-- Begin Records provided --
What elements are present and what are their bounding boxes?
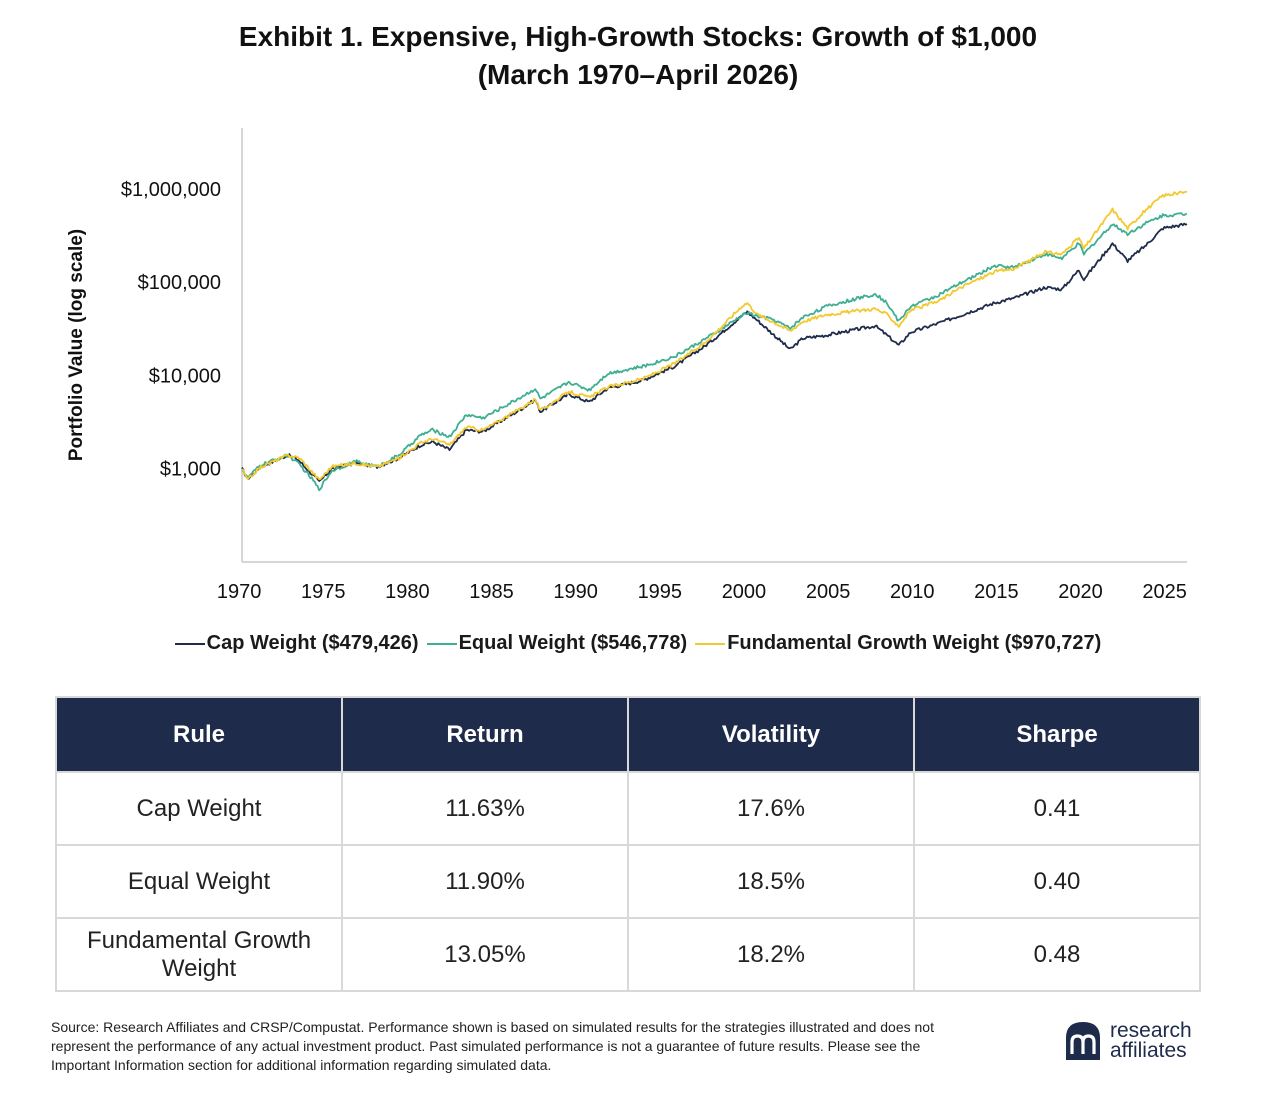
header-volatility: Volatility bbox=[627, 696, 915, 773]
series-line-cap-weight bbox=[241, 222, 1188, 482]
legend-item-fundamental-growth: Fundamental Growth Weight ($970,727) bbox=[695, 632, 1101, 655]
logo-line-2: affiliates bbox=[1110, 1039, 1187, 1062]
x-tick-label: 2005 bbox=[806, 581, 851, 603]
cell-return: 11.90% bbox=[341, 844, 629, 919]
cell-sharpe: 0.41 bbox=[913, 771, 1201, 846]
legend-swatch-fundamental-growth bbox=[695, 642, 726, 645]
x-tick-label: 2020 bbox=[1058, 581, 1103, 603]
title-line-1: Exhibit 1. Expensive, High-Growth Stocks… bbox=[238, 21, 1038, 52]
line-chart: Portfolio Value (log scale) $1,000 $10,00… bbox=[66, 128, 1188, 603]
legend: Cap Weight ($479,426) Equal Weight ($546… bbox=[0, 632, 1276, 655]
source-note: Source: Research Affiliates and CRSP/Com… bbox=[51, 1019, 934, 1073]
legend-item-cap-weight: Cap Weight ($479,426) bbox=[174, 632, 419, 655]
legend-label-equal-weight: Equal Weight ($546,778) bbox=[458, 632, 688, 654]
legend-label-fundamental-growth: Fundamental Growth Weight ($970,727) bbox=[727, 632, 1102, 654]
header-rule: Rule bbox=[55, 696, 343, 773]
table-row: Equal Weight 11.90% 18.5% 0.40 bbox=[55, 844, 1201, 919]
table-row: Cap Weight 11.63% 17.6% 0.41 bbox=[55, 771, 1201, 846]
cell-sharpe: 0.40 bbox=[913, 844, 1201, 919]
x-tick-label: 1980 bbox=[385, 581, 430, 603]
cell-rule: Fundamental Growth Weight bbox=[55, 917, 343, 992]
ra-logo-icon bbox=[1066, 1022, 1100, 1060]
x-tick-label: 1985 bbox=[469, 581, 514, 603]
series-lines bbox=[241, 190, 1188, 492]
series-line-equal-weight bbox=[241, 212, 1188, 492]
x-tick-label: 1995 bbox=[638, 581, 683, 603]
y-tick-label: $1,000,000 bbox=[121, 179, 221, 201]
x-tick-label: 2025 bbox=[1142, 581, 1187, 603]
x-tick-label: 1975 bbox=[301, 581, 346, 603]
y-axis-label: Portfolio Value (log scale) bbox=[66, 229, 87, 461]
x-tick-label: 2010 bbox=[890, 581, 935, 603]
stats-table: Rule Return Volatility Sharpe Cap Weight… bbox=[55, 696, 1201, 992]
cell-rule: Equal Weight bbox=[55, 844, 343, 919]
cell-rule: Cap Weight bbox=[55, 771, 343, 846]
y-tick-label: $10,000 bbox=[149, 365, 221, 387]
table-row: Fundamental Growth Weight 13.05% 18.2% 0… bbox=[55, 917, 1201, 992]
y-tick-label: $100,000 bbox=[138, 272, 221, 294]
logo-line-1: research bbox=[1110, 1019, 1192, 1042]
header-sharpe: Sharpe bbox=[913, 696, 1201, 773]
x-tick-label: 2000 bbox=[722, 581, 767, 603]
x-tick-labels: 1970 1975 1980 1985 1990 1995 2000 2005 2010 2015… bbox=[217, 581, 1187, 603]
cell-sharpe: 0.48 bbox=[913, 917, 1201, 992]
cell-volatility: 18.2% bbox=[627, 917, 915, 992]
chart-title: Exhibit 1. Expensive, High-Growth Stocks… bbox=[0, 18, 1276, 94]
legend-swatch-equal-weight bbox=[426, 642, 457, 645]
cell-return: 11.63% bbox=[341, 771, 629, 846]
cell-volatility: 17.6% bbox=[627, 771, 915, 846]
legend-swatch-cap-weight bbox=[174, 642, 205, 645]
table-header-row: Rule Return Volatility Sharpe bbox=[55, 696, 1201, 773]
legend-label-cap-weight: Cap Weight ($479,426) bbox=[206, 632, 419, 654]
y-tick-label: $1,000 bbox=[160, 459, 221, 481]
x-tick-label: 1970 bbox=[217, 581, 262, 603]
research-affiliates-logo: research affiliates bbox=[1062, 1020, 1192, 1062]
legend-item-equal-weight: Equal Weight ($546,778) bbox=[426, 632, 688, 655]
series-line-fundamental-growth-weight bbox=[241, 190, 1187, 481]
cell-return: 13.05% bbox=[341, 917, 629, 992]
x-tick-label: 2015 bbox=[974, 581, 1019, 603]
cell-volatility: 18.5% bbox=[627, 844, 915, 919]
x-tick-label: 1990 bbox=[553, 581, 598, 603]
title-line-2: (March 1970–April 2026) bbox=[477, 59, 799, 90]
logo-text: research affiliates bbox=[1110, 1019, 1192, 1062]
header-return: Return bbox=[341, 696, 629, 773]
y-tick-labels: $1,000 $10,000 $100,000 $1,000,000 bbox=[121, 179, 221, 481]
-- End Records provided --
= Request =
Render every line of the records above as a Markdown table with two columns, Row and Line. Number the rows, skip any blank lines, and omit the pictures.

= In response =
| Row | Line |
|---|---|
| 1 | What elements are present and what are their bounding boxes? |
| 2 | header-volatility: Volatility bbox=[627, 696, 915, 773] |
| 3 | series-line-cap-weight bbox=[241, 222, 1188, 482] |
| 4 | legend-item-fundamental-growth: Fundamental Growth Weight ($970,727) bbox=[695, 632, 1101, 655] |
| 5 | logo-line-2: affiliates bbox=[1110, 1039, 1187, 1062] |
| 6 | x-tick-label: 2005 bbox=[806, 581, 851, 603] |
| 7 | cell-return: 11.90% bbox=[341, 844, 629, 919] |
| 8 | cell-sharpe: 0.41 bbox=[913, 771, 1201, 846] |
| 9 | legend-swatch-fundamental-growth bbox=[695, 642, 726, 645] |
| 10 | x-tick-label: 2020 bbox=[1058, 581, 1103, 603] |
| 11 | title-line-1: Exhibit 1. Expensive, High-Growth Stocks… bbox=[238, 21, 1038, 52] |
| 12 | line-chart: Portfolio Value (log scale) $1,000 $10,00… bbox=[66, 128, 1188, 603] |
| 13 | legend: Cap Weight ($479,426) Equal Weight ($546… bbox=[0, 632, 1276, 655] |
| 14 | source-note: Source: Research Affiliates and CRSP/Com… bbox=[51, 1019, 934, 1073] |
| 15 | legend-item-cap-weight: Cap Weight ($479,426) bbox=[174, 632, 419, 655] |
| 16 | legend-label-equal-weight: Equal Weight ($546,778) bbox=[458, 632, 688, 654] |
| 17 | legend-label-fundamental-growth: Fundamental Growth Weight ($970,727) bbox=[727, 632, 1102, 654] |
| 18 | header-rule: Rule bbox=[55, 696, 343, 773] |
| 19 | table-row: Equal Weight 11.90% 18.5% 0.40 bbox=[55, 844, 1201, 919] |
| 20 | table-row: Cap Weight 11.63% 17.6% 0.41 bbox=[55, 771, 1201, 846] |
| 21 | cell-sharpe: 0.40 bbox=[913, 844, 1201, 919] |
| 22 | x-tick-label: 1980 bbox=[385, 581, 430, 603] |
| 23 | cell-rule: Fundamental Growth Weight bbox=[55, 917, 343, 992] |
| 24 | ra-logo-icon bbox=[1066, 1022, 1100, 1060] |
| 25 | x-tick-label: 1985 bbox=[469, 581, 514, 603] |
| 26 | series-lines bbox=[241, 190, 1188, 492] |
| 27 | series-line-equal-weight bbox=[241, 212, 1188, 492] |
| 28 | x-tick-label: 1995 bbox=[638, 581, 683, 603] |
| 29 | y-tick-label: $1,000,000 bbox=[121, 179, 221, 201] |
| 30 | x-tick-label: 2025 bbox=[1142, 581, 1187, 603] |
| 31 | x-tick-label: 1975 bbox=[301, 581, 346, 603] |
| 32 | y-axis-label: Portfolio Value (log scale) bbox=[66, 229, 87, 461] |
| 33 | x-tick-label: 2010 bbox=[890, 581, 935, 603] |
| 34 | stats-table: Rule Return Volatility Sharpe Cap Weight… bbox=[55, 696, 1201, 992] |
| 35 | cell-rule: Equal Weight bbox=[55, 844, 343, 919] |
| 36 | cell-rule: Cap Weight bbox=[55, 771, 343, 846] |
| 37 | y-tick-label: $10,000 bbox=[149, 365, 221, 387] |
| 38 | table-row: Fundamental Growth Weight 13.05% 18.2% 0… bbox=[55, 917, 1201, 992] |
| 39 | y-tick-label: $100,000 bbox=[138, 272, 221, 294] |
| 40 | logo-line-1: research bbox=[1110, 1019, 1192, 1042] |
| 41 | header-sharpe: Sharpe bbox=[913, 696, 1201, 773] |
| 42 | x-tick-label: 2000 bbox=[722, 581, 767, 603] |
| 43 | x-tick-labels: 1970 1975 1980 1985 1990 1995 2000 2005 2010 2015… bbox=[217, 581, 1187, 603] |
| 44 | cell-sharpe: 0.48 bbox=[913, 917, 1201, 992] |
| 45 | cell-volatility: 18.2% bbox=[627, 917, 915, 992] |
| 46 | chart-title: Exhibit 1. Expensive, High-Growth Stocks… bbox=[0, 18, 1276, 94] |
| 47 | legend-swatch-equal-weight bbox=[426, 642, 457, 645] |
| 48 | cell-return: 11.63% bbox=[341, 771, 629, 846] |
| 49 | cell-volatility: 17.6% bbox=[627, 771, 915, 846] |
| 50 | legend-swatch-cap-weight bbox=[174, 642, 205, 645] |
| 51 | table-header-row: Rule Return Volatility Sharpe bbox=[55, 696, 1201, 773] |
| 52 | legend-label-cap-weight: Cap Weight ($479,426) bbox=[206, 632, 419, 654] |
| 53 | y-tick-label: $1,000 bbox=[160, 459, 221, 481] |
| 54 | x-tick-label: 1970 bbox=[217, 581, 262, 603] |
| 55 | research-affiliates-logo: research affiliates bbox=[1062, 1020, 1192, 1062] |
| 56 | legend-item-equal-weight: Equal Weight ($546,778) bbox=[426, 632, 688, 655] |
| 57 | series-line-fundamental-growth-weight bbox=[241, 190, 1187, 481] |
| 58 | cell-return: 13.05% bbox=[341, 917, 629, 992] |
| 59 | x-tick-label: 2015 bbox=[974, 581, 1019, 603] |
| 60 | cell-volatility: 18.5% bbox=[627, 844, 915, 919] |
| 61 | x-tick-label: 1990 bbox=[553, 581, 598, 603] |
| 62 | title-line-2: (March 1970–April 2026) bbox=[477, 59, 799, 90] |
| 63 | logo-text: research affiliates bbox=[1110, 1019, 1192, 1062] |
| 64 | header-return: Return bbox=[341, 696, 629, 773] |
| 65 | y-tick-labels: $1,000 $10,000 $100,000 $1,000,000 bbox=[121, 179, 221, 481] |